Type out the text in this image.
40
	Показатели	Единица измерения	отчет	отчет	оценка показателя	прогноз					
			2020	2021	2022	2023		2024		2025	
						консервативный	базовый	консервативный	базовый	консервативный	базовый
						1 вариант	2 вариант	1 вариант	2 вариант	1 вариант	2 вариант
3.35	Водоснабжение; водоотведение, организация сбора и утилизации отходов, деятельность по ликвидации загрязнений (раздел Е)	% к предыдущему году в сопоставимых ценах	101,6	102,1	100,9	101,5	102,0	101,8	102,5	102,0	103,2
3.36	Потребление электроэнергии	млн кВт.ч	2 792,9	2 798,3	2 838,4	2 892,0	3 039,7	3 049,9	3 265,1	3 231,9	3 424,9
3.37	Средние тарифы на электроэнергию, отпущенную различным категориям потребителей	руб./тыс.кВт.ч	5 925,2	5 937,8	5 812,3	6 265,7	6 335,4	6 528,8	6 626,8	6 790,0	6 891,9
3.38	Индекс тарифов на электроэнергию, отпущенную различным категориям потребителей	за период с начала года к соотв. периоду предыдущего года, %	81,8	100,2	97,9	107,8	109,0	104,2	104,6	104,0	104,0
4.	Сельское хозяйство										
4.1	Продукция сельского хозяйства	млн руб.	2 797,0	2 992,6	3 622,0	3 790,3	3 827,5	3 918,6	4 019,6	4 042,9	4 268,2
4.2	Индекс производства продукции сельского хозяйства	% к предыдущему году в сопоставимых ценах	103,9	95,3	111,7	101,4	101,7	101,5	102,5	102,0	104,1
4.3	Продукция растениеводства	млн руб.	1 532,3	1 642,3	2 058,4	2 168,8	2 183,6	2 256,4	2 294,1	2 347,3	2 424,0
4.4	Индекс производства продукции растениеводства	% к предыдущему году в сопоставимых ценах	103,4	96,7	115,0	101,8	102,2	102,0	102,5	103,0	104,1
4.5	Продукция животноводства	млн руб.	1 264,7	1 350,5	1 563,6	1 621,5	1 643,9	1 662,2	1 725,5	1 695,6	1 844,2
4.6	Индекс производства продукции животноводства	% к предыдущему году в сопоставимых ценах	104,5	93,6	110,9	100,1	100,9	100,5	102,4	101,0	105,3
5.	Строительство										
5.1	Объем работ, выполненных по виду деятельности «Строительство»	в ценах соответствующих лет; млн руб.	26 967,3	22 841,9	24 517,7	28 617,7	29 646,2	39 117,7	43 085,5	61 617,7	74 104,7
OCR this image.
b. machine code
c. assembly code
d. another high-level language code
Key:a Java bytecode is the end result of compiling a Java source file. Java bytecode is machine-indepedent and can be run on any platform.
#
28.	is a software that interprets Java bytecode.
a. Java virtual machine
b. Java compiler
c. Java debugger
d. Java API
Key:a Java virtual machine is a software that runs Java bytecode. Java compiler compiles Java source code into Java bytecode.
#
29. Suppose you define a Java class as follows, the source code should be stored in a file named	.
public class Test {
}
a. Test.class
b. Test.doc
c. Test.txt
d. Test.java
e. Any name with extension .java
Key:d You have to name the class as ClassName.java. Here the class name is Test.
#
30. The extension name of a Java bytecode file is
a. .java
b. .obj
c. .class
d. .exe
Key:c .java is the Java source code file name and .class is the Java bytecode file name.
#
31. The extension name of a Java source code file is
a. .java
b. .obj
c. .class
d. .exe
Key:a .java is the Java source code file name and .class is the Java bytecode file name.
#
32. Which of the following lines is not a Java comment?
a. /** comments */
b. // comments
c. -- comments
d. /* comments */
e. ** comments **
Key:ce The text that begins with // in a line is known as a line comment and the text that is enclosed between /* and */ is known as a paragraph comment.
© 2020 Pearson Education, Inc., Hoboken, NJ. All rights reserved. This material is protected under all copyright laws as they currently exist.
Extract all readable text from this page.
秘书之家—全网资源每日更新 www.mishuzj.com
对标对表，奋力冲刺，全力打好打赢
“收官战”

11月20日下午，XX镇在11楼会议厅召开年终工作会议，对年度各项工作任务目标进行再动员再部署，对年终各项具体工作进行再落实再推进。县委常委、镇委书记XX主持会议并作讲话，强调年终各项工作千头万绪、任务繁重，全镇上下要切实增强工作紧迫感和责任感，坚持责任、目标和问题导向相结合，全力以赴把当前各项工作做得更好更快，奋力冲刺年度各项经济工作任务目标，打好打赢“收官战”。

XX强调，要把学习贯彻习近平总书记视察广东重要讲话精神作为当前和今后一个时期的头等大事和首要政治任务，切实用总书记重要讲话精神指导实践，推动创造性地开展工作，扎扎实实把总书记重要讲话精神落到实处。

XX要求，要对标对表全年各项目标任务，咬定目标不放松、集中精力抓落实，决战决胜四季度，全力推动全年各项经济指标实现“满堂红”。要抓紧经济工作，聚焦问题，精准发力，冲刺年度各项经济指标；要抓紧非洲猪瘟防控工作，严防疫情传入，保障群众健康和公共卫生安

-------------------------

◆ EXERCISE ◆
All of the data shown above must be copied exactly.

◆ ANSWER TO THIS EXERCISE ◆
Type out the text in this image.
40
	Показатели	Единица измерения	отчет	отчет	оценка показателя	прогноз					
			2020	2021	2022	2023		2024		2025	
						консервативный	базовый	консервативный	базовый	консервативный	базовый
						1 вариант	2 вариант	1 вариант	2 вариант	1 вариант	2 вариант
3.35	Водоснабжение; водоотведение, организация сбора и утилизации отходов, деятельность по ликвидации загрязнений (раздел Е)	% к предыдущему году в сопоставимых ценах	101,6	102,1	100,9	101,5	102,0	101,8	102,5	102,0	103,2
3.36	Потребление электроэнергии	млн кВт.ч	2 792,9	2 798,3	2 838,4	2 892,0	3 039,7	3 049,9	3 265,1	3 231,9	3 424,9
3.37	Средние тарифы на электроэнергию, отпущенную различным категориям потребителей	руб./тыс.кВт.ч	5 925,2	5 937,8	5 812,3	6 265,7	6 335,4	6 528,8	6 626,8	6 790,0	6 891,9
3.38	Индекс тарифов на электроэнергию, отпущенную различным категориям потребителей	за период с начала года к соотв. периоду предыдущего года, %	81,8	100,2	97,9	107,8	109,0	104,2	104,6	104,0	104,0
4.	Сельское хозяйство										
4.1	Продукция сельского хозяйства	млн руб.	2 797,0	2 992,6	3 622,0	3 790,3	3 827,5	3 918,6	4 019,6	4 042,9	4 268,2
4.2	Индекс производства продукции сельского хозяйства	% к предыдущему году в сопоставимых ценах	103,9	95,3	111,7	101,4	101,7	101,5	102,5	102,0	104,1
4.3	Продукция растениеводства	млн руб.	1 532,3	1 642,3	2 058,4	2 168,8	2 183,6	2 256,4	2 294,1	2 347,3	2 424,0
4.4	Индекс производства продукции растениеводства	% к предыдущему году в сопоставимых ценах	103,4	96,7	115,0	101,8	102,2	102,0	102,5	103,0	104,1
4.5	Продукция животноводства	млн руб.	1 264,7	1 350,5	1 563,6	1 621,5	1 643,9	1 662,2	1 725,5	1 695,6	1 844,2
4.6	Индекс производства продукции животноводства	% к предыдущему году в сопоставимых ценах	104,5	93,6	110,9	100,1	100,9	100,5	102,4	101,0	105,3
5.	Строительство										
5.1	Объем работ, выполненных по виду деятельности «Строительство»	в ценах соответствующих лет; млн руб.	26 967,3	22 841,9	24 517,7	28 617,7	29 646,2	39 117,7	43 085,5	61 617,7	74 104,7
OCR this image.
b. machine code
c. assembly code
d. another high-level language code
Key:a Java bytecode is the end result of compiling a Java source file. Java bytecode is machine-indepedent and can be run on any platform.
#
28.	is a software that interprets Java bytecode.
a. Java virtual machine
b. Java compiler
c. Java debugger
d. Java API
Key:a Java virtual machine is a software that runs Java bytecode. Java compiler compiles Java source code into Java bytecode.
#
29. Suppose you define a Java class as follows, the source code should be stored in a file named	.
public class Test {
}
a. Test.class
b. Test.doc
c. Test.txt
d. Test.java
e. Any name with extension .java
Key:d You have to name the class as ClassName.java. Here the class name is Test.
#
30. The extension name of a Java bytecode file is
a. .java
b. .obj
c. .class
d. .exe
Key:c .java is the Java source code file name and .class is the Java bytecode file name.
#
31. The extension name of a Java source code file is
a. .java
b. .obj
c. .class
d. .exe
Key:a .java is the Java source code file name and .class is the Java bytecode file name.
#
32. Which of the following lines is not a Java comment?
a. /** comments */
b. // comments
c. -- comments
d. /* comments */
e. ** comments **
Key:ce The text that begins with // in a line is known as a line comment and the text that is enclosed between /* and */ is known as a paragraph comment.
© 2020 Pearson Education, Inc., Hoboken, NJ. All rights reserved. This material is protected under all copyright laws as they currently exist.
Extract all readable text from this page.
秘书之家—全网资源每日更新 www.mishuzj.com
对标对表，奋力冲刺，全力打好打赢
“收官战”

11月20日下午，XX镇在11楼会议厅召开年终工作会议，对年度各项工作任务目标进行再动员再部署，对年终各项具体工作进行再落实再推进。县委常委、镇委书记XX主持会议并作讲话，强调年终各项工作千头万绪、任务繁重，全镇上下要切实增强工作紧迫感和责任感，坚持责任、目标和问题导向相结合，全力以赴把当前各项工作做得更好更快，奋力冲刺年度各项经济工作任务目标，打好打赢“收官战”。

XX强调，要把学习贯彻习近平总书记视察广东重要讲话精神作为当前和今后一个时期的头等大事和首要政治任务，切实用总书记重要讲话精神指导实践，推动创造性地开展工作，扎扎实实把总书记重要讲话精神落到实处。

XX要求，要对标对表全年各项目标任务，咬定目标不放松、集中精力抓落实，决战决胜四季度，全力推动全年各项经济指标实现“满堂红”。要抓紧经济工作，聚焦问题，精准发力，冲刺年度各项经济指标；要抓紧非洲猪瘟防控工作，严防疫情传入，保障群众健康和公共卫生安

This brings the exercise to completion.